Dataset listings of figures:
◆ ◆ ◆ ◆
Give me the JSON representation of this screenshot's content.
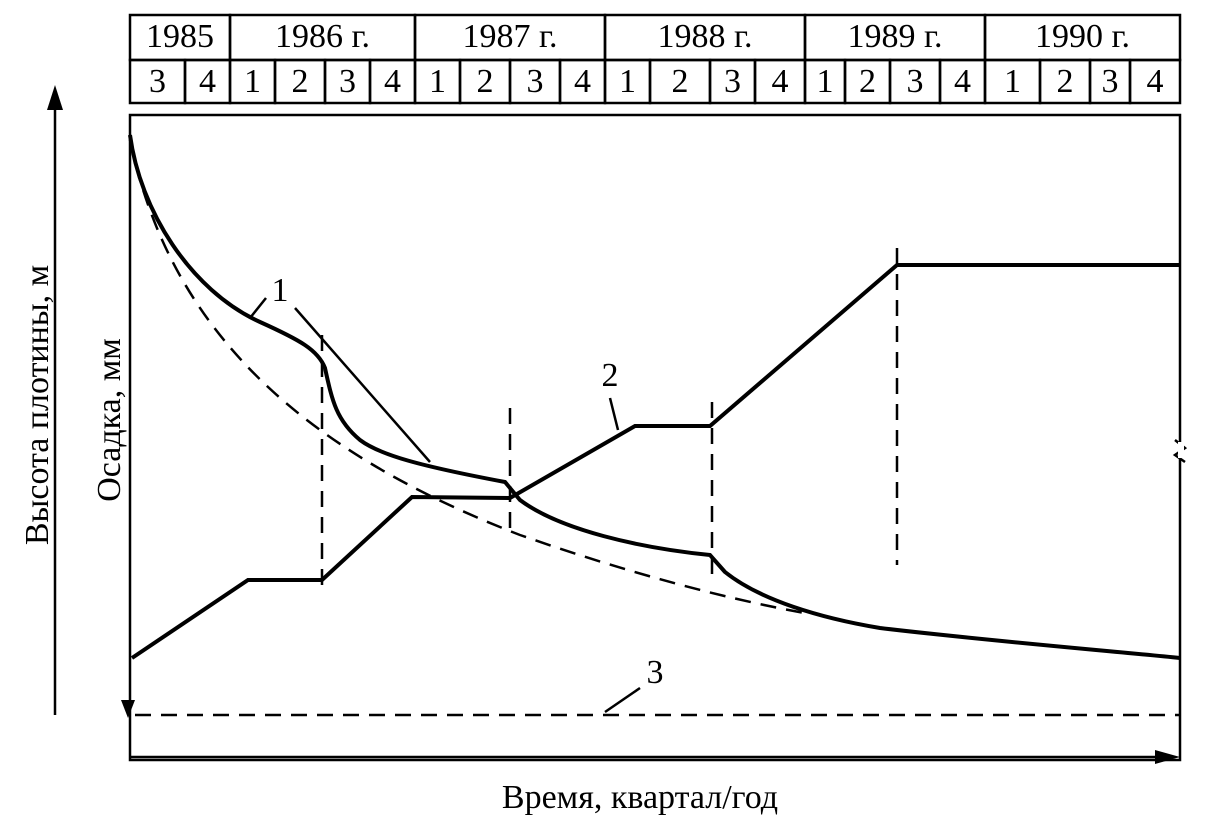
{
  "header": {
    "years": [
      "1985",
      "1986 г.",
      "1987 г.",
      "1988 г.",
      "1989 г.",
      "1990 г."
    ],
    "quarters": [
      "3",
      "4",
      "1",
      "2",
      "3",
      "4",
      "1",
      "2",
      "3",
      "4",
      "1",
      "2",
      "3",
      "4",
      "1",
      "2",
      "3",
      "4",
      "1",
      "2",
      "3",
      "4"
    ]
  },
  "axes": {
    "left": "Высота плотины, м",
    "inner": "Осадка, мм",
    "bottom": "Время, квартал/год"
  },
  "curves": {
    "label1": "1",
    "label2": "2",
    "label3": "3"
  }
}
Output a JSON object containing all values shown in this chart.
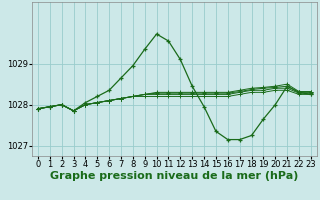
{
  "title": "Graphe pression niveau de la mer (hPa)",
  "background_color": "#cce8e8",
  "grid_color": "#99cccc",
  "line_color": "#1a6b1a",
  "xlim": [
    -0.5,
    23.5
  ],
  "ylim": [
    1026.75,
    1030.5
  ],
  "yticks": [
    1027,
    1028,
    1029
  ],
  "xticks": [
    0,
    1,
    2,
    3,
    4,
    5,
    6,
    7,
    8,
    9,
    10,
    11,
    12,
    13,
    14,
    15,
    16,
    17,
    18,
    19,
    20,
    21,
    22,
    23
  ],
  "series": [
    [
      1027.9,
      1027.95,
      1028.0,
      1027.85,
      1028.05,
      1028.2,
      1028.35,
      1028.65,
      1028.95,
      1029.35,
      1029.72,
      1029.55,
      1029.1,
      1028.45,
      1027.95,
      1027.35,
      1027.15,
      1027.15,
      1027.25,
      1027.65,
      1028.0,
      1028.45,
      1028.3,
      1028.25
    ],
    [
      1027.9,
      1027.95,
      1028.0,
      1027.85,
      1028.0,
      1028.05,
      1028.1,
      1028.15,
      1028.2,
      1028.2,
      1028.2,
      1028.2,
      1028.2,
      1028.2,
      1028.2,
      1028.2,
      1028.2,
      1028.25,
      1028.3,
      1028.3,
      1028.35,
      1028.35,
      1028.25,
      1028.25
    ],
    [
      1027.9,
      1027.95,
      1028.0,
      1027.85,
      1028.0,
      1028.05,
      1028.1,
      1028.15,
      1028.2,
      1028.25,
      1028.25,
      1028.25,
      1028.25,
      1028.25,
      1028.25,
      1028.25,
      1028.25,
      1028.3,
      1028.35,
      1028.35,
      1028.4,
      1028.4,
      1028.28,
      1028.28
    ],
    [
      1027.9,
      1027.95,
      1028.0,
      1027.85,
      1028.0,
      1028.05,
      1028.1,
      1028.15,
      1028.2,
      1028.25,
      1028.28,
      1028.28,
      1028.28,
      1028.28,
      1028.28,
      1028.28,
      1028.28,
      1028.32,
      1028.37,
      1028.4,
      1028.42,
      1028.45,
      1028.3,
      1028.3
    ],
    [
      1027.9,
      1027.95,
      1028.0,
      1027.85,
      1028.0,
      1028.05,
      1028.1,
      1028.15,
      1028.2,
      1028.25,
      1028.3,
      1028.3,
      1028.3,
      1028.3,
      1028.3,
      1028.3,
      1028.3,
      1028.35,
      1028.4,
      1028.42,
      1028.45,
      1028.5,
      1028.32,
      1028.32
    ]
  ],
  "title_fontsize": 8,
  "tick_fontsize": 6
}
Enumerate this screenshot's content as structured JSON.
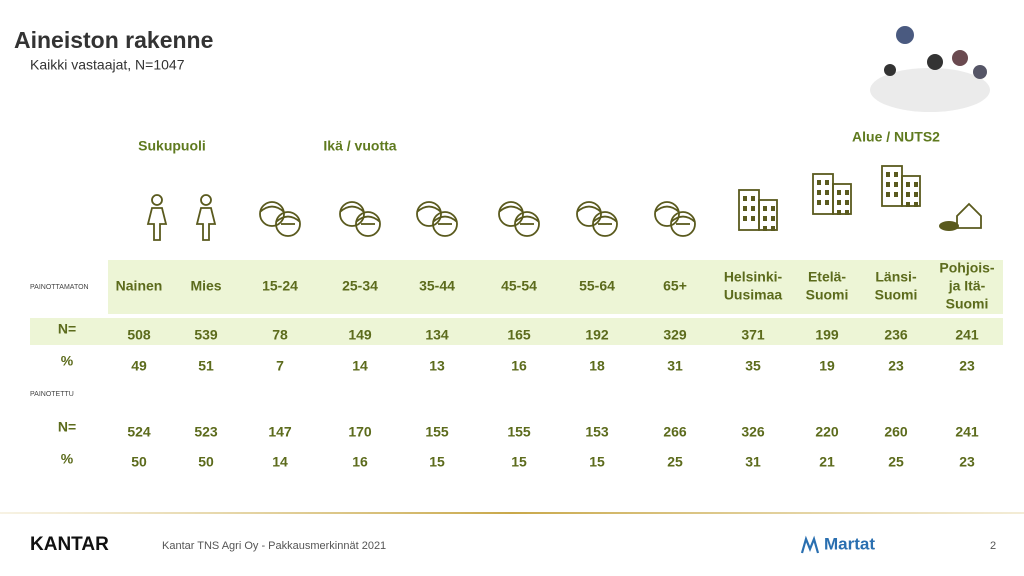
{
  "header": {
    "title": "Aineiston rakenne",
    "subtitle": "Kaikki vastaajat, N=1047"
  },
  "groups": [
    "Sukupuoli",
    "Ikä / vuotta",
    "Alue / NUTS2"
  ],
  "columns": [
    [
      "Nainen"
    ],
    [
      "Mies"
    ],
    [
      "15-24"
    ],
    [
      "25-34"
    ],
    [
      "35-44"
    ],
    [
      "45-54"
    ],
    [
      "55-64"
    ],
    [
      "65+"
    ],
    [
      "Helsinki-",
      "Uusimaa"
    ],
    [
      "Etelä-",
      "Suomi"
    ],
    [
      "Länsi-",
      "Suomi"
    ],
    [
      "Pohjois-",
      "ja Itä-",
      "Suomi"
    ]
  ],
  "unweighted": {
    "label": "PAINOTTAMATON",
    "n_label": "N=",
    "n": [
      508,
      539,
      78,
      149,
      134,
      165,
      192,
      329,
      371,
      199,
      236,
      241
    ],
    "pct_label": "%",
    "pct": [
      49,
      51,
      7,
      14,
      13,
      16,
      18,
      31,
      35,
      19,
      23,
      23
    ]
  },
  "weighted": {
    "label": "PAINOTETTU",
    "n_label": "N=",
    "n": [
      524,
      523,
      147,
      170,
      155,
      155,
      153,
      266,
      326,
      220,
      260,
      241
    ],
    "pct_label": "%",
    "pct": [
      50,
      50,
      14,
      16,
      15,
      15,
      15,
      25,
      31,
      21,
      25,
      23
    ]
  },
  "footer": {
    "brand": "KANTAR",
    "text": "Kantar TNS Agri Oy - Pakkausmerkinnät 2021",
    "partner": "Martat",
    "page": "2"
  }
}
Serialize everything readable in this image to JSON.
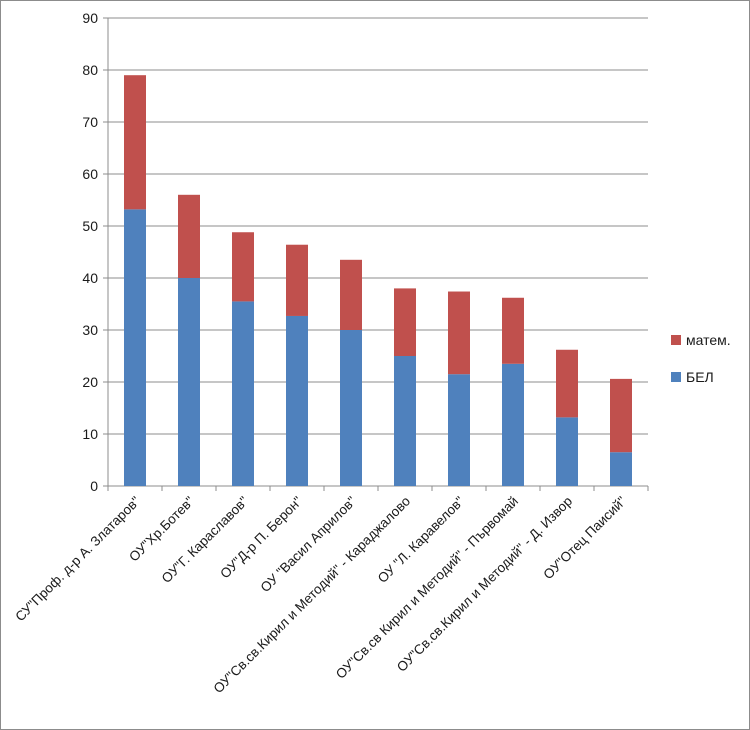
{
  "chart_data": {
    "type": "bar",
    "stacked": true,
    "title": "",
    "xlabel": "",
    "ylabel": "",
    "ylim": [
      0,
      90
    ],
    "yticks": [
      0,
      10,
      20,
      30,
      40,
      50,
      60,
      70,
      80,
      90
    ],
    "grid": true,
    "legend_position": "right",
    "categories": [
      "СУ\"Проф. д-р А. Златаров\"",
      "ОУ\"Хр.Ботев\"",
      "ОУ\"Г. Караславов\"",
      "ОУ\"Д-р П. Берон\"",
      "ОУ  \"Васил Априлов\"",
      "ОУ\"Св.св.Кирил и Методий\" - Караджалово",
      "ОУ  \"Л. Каравелов\"",
      "ОУ\"Св.св Кирил и Методий\"  - Първомай",
      "ОУ\"Св.св.Кирил и Методий\" - Д. Извор",
      "ОУ\"Отец Паисий\""
    ],
    "series": [
      {
        "name": "БЕЛ",
        "color": "#4f81bd",
        "values": [
          53.2,
          40,
          35.5,
          32.7,
          30,
          25,
          21.5,
          23.5,
          13.2,
          6.5
        ]
      },
      {
        "name": "матем.",
        "color": "#c0504d",
        "values": [
          25.8,
          16,
          13.3,
          13.7,
          13.5,
          13,
          15.9,
          12.7,
          13,
          14.1
        ]
      }
    ],
    "legend_order": [
      "матем.",
      "БЕЛ"
    ]
  }
}
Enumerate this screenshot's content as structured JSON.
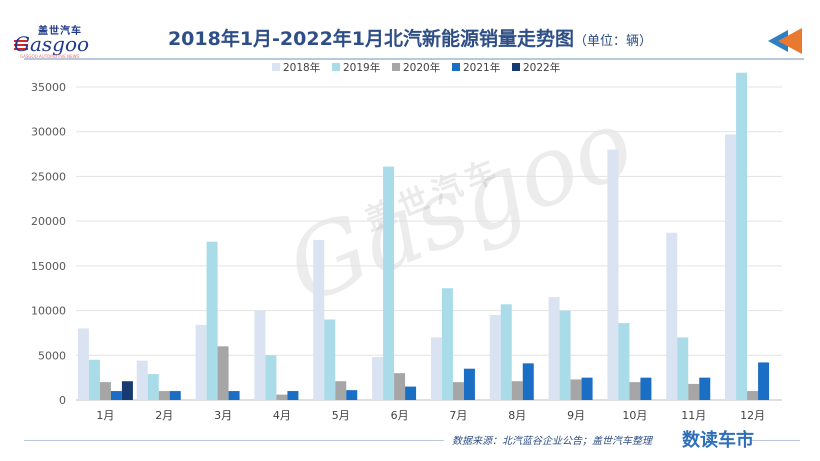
{
  "logo": {
    "cn": "盖世汽车",
    "en": "Gasgoo",
    "sub": "GASGOO AUTOMOTIVE NEWS"
  },
  "header": {
    "title": "2018年1月-2022年1月北汽新能源销量走势图",
    "unit": "（单位：辆）"
  },
  "watermark": {
    "cn": "盖世汽车",
    "en": "Gasgoo"
  },
  "footer": {
    "source": "数据来源：北汽蓝谷企业公告；盖世汽车整理",
    "brand": "数读车市"
  },
  "colors": {
    "title": "#2e4e86",
    "accent_arrow": "#e8792f"
  },
  "chart_data": {
    "type": "bar",
    "categories": [
      "1月",
      "2月",
      "3月",
      "4月",
      "5月",
      "6月",
      "7月",
      "8月",
      "9月",
      "10月",
      "11月",
      "12月"
    ],
    "series": [
      {
        "name": "2018年",
        "color": "#d9e3f1",
        "values": [
          8000,
          4400,
          8400,
          10000,
          17900,
          4800,
          7000,
          9500,
          11500,
          28000,
          18700,
          29700
        ]
      },
      {
        "name": "2019年",
        "color": "#a9dbe8",
        "values": [
          4500,
          2900,
          17700,
          5000,
          9000,
          26100,
          12500,
          10700,
          10000,
          8600,
          7000,
          36600
        ]
      },
      {
        "name": "2020年",
        "color": "#a6a6a6",
        "values": [
          2000,
          1000,
          6000,
          600,
          2100,
          3000,
          2000,
          2100,
          2300,
          2000,
          1800,
          1000
        ]
      },
      {
        "name": "2021年",
        "color": "#1a6fc4",
        "values": [
          1000,
          1000,
          1000,
          1000,
          1100,
          1500,
          3500,
          4100,
          2500,
          2500,
          2500,
          4200
        ]
      },
      {
        "name": "2022年",
        "color": "#173a73",
        "values": [
          2100,
          null,
          null,
          null,
          null,
          null,
          null,
          null,
          null,
          null,
          null,
          null
        ]
      }
    ],
    "ylim": [
      0,
      35000
    ],
    "yticks": [
      0,
      5000,
      10000,
      15000,
      20000,
      25000,
      30000,
      35000
    ],
    "grid": true,
    "legend": "top"
  }
}
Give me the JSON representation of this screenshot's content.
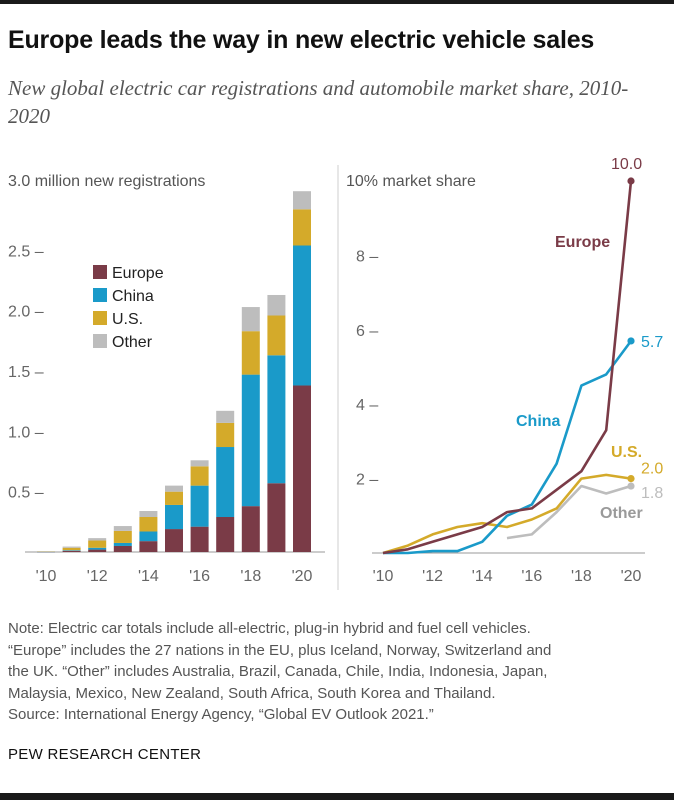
{
  "colors": {
    "europe": "#7a3b47",
    "china": "#1a9ac9",
    "us": "#d4aa2a",
    "other": "#bdbdbd"
  },
  "title": "Europe leads the way in new electric vehicle sales",
  "subtitle": "New global electric car registrations and automobile market share, 2010-2020",
  "notes": {
    "line1": "Note: Electric car totals include all-electric, plug-in hybrid and fuel cell vehicles.",
    "line2": "“Europe” includes the 27 nations in the EU, plus Iceland, Norway, Switzerland and",
    "line3": "the UK. “Other” includes Australia, Brazil, Canada, Chile, India, Indonesia, Japan,",
    "line4": "Malaysia, Mexico, New Zealand, South Africa, South Korea and Thailand.",
    "line5": "Source: International Energy Agency, “Global EV Outlook 2021.”"
  },
  "source_org": "PEW RESEARCH CENTER",
  "chart_data": [
    {
      "type": "bar",
      "stacked": true,
      "title": "",
      "ylabel": "3.0 million new registrations",
      "ylim": [
        0,
        3.0
      ],
      "y_ticks": [
        "0.5",
        "1.0",
        "1.5",
        "2.0",
        "2.5"
      ],
      "x_tick_labels": [
        "'10",
        "'12",
        "'14",
        "'16",
        "'18",
        "'20"
      ],
      "x_tick_years": [
        2010,
        2012,
        2014,
        2016,
        2018,
        2020
      ],
      "categories": [
        2010,
        2011,
        2012,
        2013,
        2014,
        2015,
        2016,
        2017,
        2018,
        2019,
        2020
      ],
      "legend": {
        "position": "top-left"
      },
      "series": [
        {
          "name": "Europe",
          "color_key": "europe",
          "values": [
            0.002,
            0.01,
            0.02,
            0.05,
            0.09,
            0.19,
            0.21,
            0.29,
            0.38,
            0.57,
            1.38
          ]
        },
        {
          "name": "China",
          "color_key": "china",
          "values": [
            0.001,
            0.005,
            0.015,
            0.025,
            0.08,
            0.2,
            0.34,
            0.58,
            1.09,
            1.06,
            1.16
          ]
        },
        {
          "name": "U.S.",
          "color_key": "us",
          "values": [
            0.002,
            0.02,
            0.06,
            0.1,
            0.12,
            0.11,
            0.16,
            0.2,
            0.36,
            0.33,
            0.3
          ]
        },
        {
          "name": "Other",
          "color_key": "other",
          "values": [
            0.001,
            0.01,
            0.02,
            0.04,
            0.05,
            0.05,
            0.05,
            0.1,
            0.2,
            0.17,
            0.15
          ]
        }
      ]
    },
    {
      "type": "line",
      "title": "",
      "ylabel": "10% market share",
      "ylim": [
        0,
        10
      ],
      "y_ticks": [
        "2",
        "4",
        "6",
        "8"
      ],
      "x_tick_labels": [
        "'10",
        "'12",
        "'14",
        "'16",
        "'18",
        "'20"
      ],
      "x_tick_years": [
        2010,
        2012,
        2014,
        2016,
        2018,
        2020
      ],
      "series": [
        {
          "name": "Europe",
          "color_key": "europe",
          "x": [
            2010,
            2011,
            2012,
            2013,
            2014,
            2015,
            2016,
            2017,
            2018,
            2019,
            2020
          ],
          "values": [
            0.0,
            0.1,
            0.3,
            0.5,
            0.7,
            1.1,
            1.2,
            1.7,
            2.2,
            3.3,
            10.0
          ],
          "end_label": "10.0"
        },
        {
          "name": "China",
          "color_key": "china",
          "x": [
            2010,
            2011,
            2012,
            2013,
            2014,
            2015,
            2016,
            2017,
            2018,
            2019,
            2020
          ],
          "values": [
            0.0,
            0.0,
            0.05,
            0.05,
            0.3,
            1.0,
            1.3,
            2.4,
            4.5,
            4.8,
            5.7
          ],
          "end_label": "5.7"
        },
        {
          "name": "U.S.",
          "color_key": "us",
          "x": [
            2010,
            2011,
            2012,
            2013,
            2014,
            2015,
            2016,
            2017,
            2018,
            2019,
            2020
          ],
          "values": [
            0.0,
            0.2,
            0.5,
            0.7,
            0.8,
            0.7,
            0.9,
            1.2,
            2.0,
            2.1,
            2.0
          ],
          "end_label": "2.0"
        },
        {
          "name": "Other",
          "color_key": "other",
          "x": [
            2015,
            2016,
            2017,
            2018,
            2019,
            2020
          ],
          "values": [
            0.4,
            0.5,
            1.1,
            1.8,
            1.6,
            1.8
          ],
          "end_label": "1.8"
        }
      ]
    }
  ]
}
◆ ◆ ◆ ◆
Copy each line holding the word "Кирил" from the listing above.

ANSWER IN FULL ▸
      "ОУ\"Св.св.Кирил и Методий\" - Караджалово",
      "ОУ\"Св.св Кирил и Методий\"  - Първомай",
      "ОУ\"Св.св.Кирил и Методий\" - Д. Извор",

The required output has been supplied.